What this task involves: Pull every line containing "labels" out of the material below.

Stored data:
#####
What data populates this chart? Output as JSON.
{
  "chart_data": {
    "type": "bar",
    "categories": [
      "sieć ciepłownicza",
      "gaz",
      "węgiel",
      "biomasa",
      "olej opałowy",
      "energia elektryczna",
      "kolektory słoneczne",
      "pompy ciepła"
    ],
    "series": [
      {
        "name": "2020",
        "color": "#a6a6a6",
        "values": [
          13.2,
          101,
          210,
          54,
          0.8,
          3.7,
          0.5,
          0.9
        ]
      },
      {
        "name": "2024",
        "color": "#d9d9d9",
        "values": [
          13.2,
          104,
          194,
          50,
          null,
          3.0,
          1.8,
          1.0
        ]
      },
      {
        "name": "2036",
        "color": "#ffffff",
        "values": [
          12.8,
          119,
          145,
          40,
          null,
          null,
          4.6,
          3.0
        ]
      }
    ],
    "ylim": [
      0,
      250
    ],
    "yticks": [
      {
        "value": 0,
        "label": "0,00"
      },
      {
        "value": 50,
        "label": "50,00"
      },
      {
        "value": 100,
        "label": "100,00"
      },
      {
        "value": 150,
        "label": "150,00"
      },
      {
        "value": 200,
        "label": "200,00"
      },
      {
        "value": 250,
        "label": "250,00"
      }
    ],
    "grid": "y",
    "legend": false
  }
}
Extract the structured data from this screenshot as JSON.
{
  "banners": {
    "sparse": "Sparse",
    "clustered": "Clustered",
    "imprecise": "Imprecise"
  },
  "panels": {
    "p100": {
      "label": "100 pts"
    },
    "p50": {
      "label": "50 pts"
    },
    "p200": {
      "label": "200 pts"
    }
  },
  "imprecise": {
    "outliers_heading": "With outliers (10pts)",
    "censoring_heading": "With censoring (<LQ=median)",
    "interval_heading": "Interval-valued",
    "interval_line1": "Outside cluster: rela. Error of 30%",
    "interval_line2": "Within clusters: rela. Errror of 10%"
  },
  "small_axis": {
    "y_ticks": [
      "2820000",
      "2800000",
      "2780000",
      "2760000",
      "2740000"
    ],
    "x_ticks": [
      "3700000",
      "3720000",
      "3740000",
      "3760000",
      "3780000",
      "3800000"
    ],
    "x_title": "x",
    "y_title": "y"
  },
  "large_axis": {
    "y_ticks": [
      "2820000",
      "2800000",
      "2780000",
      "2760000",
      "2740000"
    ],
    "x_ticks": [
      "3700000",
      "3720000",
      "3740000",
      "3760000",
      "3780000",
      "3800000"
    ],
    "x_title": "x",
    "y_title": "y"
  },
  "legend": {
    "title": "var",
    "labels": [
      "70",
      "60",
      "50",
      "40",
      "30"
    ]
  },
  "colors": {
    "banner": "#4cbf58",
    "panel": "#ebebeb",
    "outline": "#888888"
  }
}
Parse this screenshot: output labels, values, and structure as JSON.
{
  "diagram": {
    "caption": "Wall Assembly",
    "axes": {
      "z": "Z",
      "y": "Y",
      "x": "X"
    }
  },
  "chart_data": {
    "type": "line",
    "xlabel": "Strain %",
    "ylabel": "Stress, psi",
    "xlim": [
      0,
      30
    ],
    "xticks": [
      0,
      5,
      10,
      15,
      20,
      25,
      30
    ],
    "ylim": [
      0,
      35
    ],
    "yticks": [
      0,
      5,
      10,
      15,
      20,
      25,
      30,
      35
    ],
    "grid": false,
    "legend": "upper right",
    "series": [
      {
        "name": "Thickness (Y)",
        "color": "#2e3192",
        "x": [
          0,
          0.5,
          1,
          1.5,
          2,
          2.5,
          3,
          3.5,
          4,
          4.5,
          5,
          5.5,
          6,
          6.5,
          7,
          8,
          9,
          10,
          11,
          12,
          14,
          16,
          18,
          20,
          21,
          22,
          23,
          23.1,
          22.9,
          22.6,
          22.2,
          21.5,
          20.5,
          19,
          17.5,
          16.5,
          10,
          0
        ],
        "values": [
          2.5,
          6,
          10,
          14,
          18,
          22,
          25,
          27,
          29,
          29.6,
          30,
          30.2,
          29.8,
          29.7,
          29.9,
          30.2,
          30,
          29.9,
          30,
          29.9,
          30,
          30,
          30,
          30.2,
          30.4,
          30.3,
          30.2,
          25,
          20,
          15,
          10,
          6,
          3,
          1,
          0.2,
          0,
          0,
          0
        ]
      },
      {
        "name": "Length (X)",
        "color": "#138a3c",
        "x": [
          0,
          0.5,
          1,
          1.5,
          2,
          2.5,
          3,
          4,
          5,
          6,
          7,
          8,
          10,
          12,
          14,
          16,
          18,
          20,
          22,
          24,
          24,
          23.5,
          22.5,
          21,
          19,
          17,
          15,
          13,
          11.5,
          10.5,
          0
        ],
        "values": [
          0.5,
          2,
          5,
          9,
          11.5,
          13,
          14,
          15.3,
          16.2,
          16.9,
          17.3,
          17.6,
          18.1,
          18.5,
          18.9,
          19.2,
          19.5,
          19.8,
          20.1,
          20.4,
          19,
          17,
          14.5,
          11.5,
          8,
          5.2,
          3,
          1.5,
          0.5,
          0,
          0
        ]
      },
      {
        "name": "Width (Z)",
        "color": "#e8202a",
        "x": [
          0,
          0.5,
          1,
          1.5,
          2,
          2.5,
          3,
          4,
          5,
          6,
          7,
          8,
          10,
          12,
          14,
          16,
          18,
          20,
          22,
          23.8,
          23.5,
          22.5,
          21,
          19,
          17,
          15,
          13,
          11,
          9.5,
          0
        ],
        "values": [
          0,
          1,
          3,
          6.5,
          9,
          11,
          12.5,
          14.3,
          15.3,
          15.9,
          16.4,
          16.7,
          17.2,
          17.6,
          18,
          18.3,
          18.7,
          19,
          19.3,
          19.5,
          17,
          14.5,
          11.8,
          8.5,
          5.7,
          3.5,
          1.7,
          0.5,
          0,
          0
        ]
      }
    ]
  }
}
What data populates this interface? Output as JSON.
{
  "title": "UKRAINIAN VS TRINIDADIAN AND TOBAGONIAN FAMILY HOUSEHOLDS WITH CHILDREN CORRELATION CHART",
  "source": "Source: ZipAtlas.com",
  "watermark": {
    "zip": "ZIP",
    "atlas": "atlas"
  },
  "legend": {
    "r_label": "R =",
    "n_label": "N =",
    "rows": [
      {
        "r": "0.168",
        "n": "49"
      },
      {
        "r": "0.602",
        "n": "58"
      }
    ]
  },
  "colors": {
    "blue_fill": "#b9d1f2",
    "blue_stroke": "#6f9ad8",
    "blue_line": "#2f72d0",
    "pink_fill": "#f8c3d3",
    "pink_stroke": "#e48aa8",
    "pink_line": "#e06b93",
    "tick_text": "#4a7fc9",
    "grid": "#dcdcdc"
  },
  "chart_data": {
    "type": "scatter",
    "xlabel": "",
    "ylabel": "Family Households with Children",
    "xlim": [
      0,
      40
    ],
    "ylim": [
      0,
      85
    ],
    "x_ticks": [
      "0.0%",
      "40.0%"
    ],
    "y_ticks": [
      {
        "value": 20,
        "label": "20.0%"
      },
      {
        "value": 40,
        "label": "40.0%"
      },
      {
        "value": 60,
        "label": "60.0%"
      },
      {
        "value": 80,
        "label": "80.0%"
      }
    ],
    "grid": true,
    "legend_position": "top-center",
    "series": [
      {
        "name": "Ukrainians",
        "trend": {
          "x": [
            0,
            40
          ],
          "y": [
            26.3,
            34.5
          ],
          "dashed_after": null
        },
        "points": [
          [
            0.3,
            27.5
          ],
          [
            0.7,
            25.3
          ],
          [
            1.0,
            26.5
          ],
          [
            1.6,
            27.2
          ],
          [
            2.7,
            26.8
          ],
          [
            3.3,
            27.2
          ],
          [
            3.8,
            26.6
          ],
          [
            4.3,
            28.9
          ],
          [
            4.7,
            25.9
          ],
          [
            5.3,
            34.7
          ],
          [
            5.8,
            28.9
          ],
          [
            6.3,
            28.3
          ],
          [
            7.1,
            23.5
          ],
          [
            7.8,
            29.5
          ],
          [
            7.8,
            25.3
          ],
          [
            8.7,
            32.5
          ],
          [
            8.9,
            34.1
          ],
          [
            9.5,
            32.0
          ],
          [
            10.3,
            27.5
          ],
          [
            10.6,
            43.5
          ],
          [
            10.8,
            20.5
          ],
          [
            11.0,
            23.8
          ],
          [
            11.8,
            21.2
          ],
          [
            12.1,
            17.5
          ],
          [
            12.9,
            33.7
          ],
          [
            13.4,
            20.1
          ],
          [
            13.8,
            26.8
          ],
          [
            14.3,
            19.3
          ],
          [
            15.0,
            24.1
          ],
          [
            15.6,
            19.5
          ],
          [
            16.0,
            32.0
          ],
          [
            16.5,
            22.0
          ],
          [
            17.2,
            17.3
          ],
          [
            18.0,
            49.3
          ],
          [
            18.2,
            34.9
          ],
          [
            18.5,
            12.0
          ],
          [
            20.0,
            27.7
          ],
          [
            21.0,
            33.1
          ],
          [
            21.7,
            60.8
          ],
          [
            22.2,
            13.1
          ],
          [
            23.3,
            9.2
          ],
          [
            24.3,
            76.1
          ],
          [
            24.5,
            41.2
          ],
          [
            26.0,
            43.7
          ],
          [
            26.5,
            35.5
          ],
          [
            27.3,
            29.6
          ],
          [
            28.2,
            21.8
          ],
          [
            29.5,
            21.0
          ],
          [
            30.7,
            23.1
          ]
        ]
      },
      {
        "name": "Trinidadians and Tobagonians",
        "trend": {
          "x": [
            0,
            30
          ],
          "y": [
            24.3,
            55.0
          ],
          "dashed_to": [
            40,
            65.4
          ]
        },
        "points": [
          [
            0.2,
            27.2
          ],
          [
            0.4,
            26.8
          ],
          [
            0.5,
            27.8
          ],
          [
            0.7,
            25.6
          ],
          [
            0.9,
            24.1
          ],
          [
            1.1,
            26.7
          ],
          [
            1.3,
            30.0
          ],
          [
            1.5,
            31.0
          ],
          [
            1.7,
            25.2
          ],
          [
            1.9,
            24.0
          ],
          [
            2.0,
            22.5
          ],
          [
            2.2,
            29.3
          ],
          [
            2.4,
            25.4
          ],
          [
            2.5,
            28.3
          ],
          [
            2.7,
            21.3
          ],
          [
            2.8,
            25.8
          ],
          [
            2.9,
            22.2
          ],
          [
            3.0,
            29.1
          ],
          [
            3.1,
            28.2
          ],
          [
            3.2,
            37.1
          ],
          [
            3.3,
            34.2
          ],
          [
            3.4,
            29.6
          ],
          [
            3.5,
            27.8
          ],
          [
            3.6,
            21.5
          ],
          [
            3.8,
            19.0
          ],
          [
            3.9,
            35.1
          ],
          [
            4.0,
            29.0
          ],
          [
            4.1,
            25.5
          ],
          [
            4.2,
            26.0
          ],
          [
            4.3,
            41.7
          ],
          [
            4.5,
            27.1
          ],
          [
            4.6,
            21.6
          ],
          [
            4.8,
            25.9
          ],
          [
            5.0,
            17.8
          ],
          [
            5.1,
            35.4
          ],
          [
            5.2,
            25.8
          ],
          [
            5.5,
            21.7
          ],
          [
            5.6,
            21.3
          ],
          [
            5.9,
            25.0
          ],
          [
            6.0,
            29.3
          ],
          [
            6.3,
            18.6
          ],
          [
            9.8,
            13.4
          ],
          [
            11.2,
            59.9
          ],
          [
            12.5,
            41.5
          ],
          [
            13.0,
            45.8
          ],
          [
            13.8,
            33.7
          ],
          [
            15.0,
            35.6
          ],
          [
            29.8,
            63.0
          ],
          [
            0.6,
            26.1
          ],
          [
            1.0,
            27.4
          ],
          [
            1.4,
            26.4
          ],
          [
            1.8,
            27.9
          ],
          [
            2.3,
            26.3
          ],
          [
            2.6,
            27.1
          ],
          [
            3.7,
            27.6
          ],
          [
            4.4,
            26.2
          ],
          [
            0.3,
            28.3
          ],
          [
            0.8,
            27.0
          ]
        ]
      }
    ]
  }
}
#####
Full output:
    "labels": [
Parse this screenshot: output labels, values, and structure as JSON.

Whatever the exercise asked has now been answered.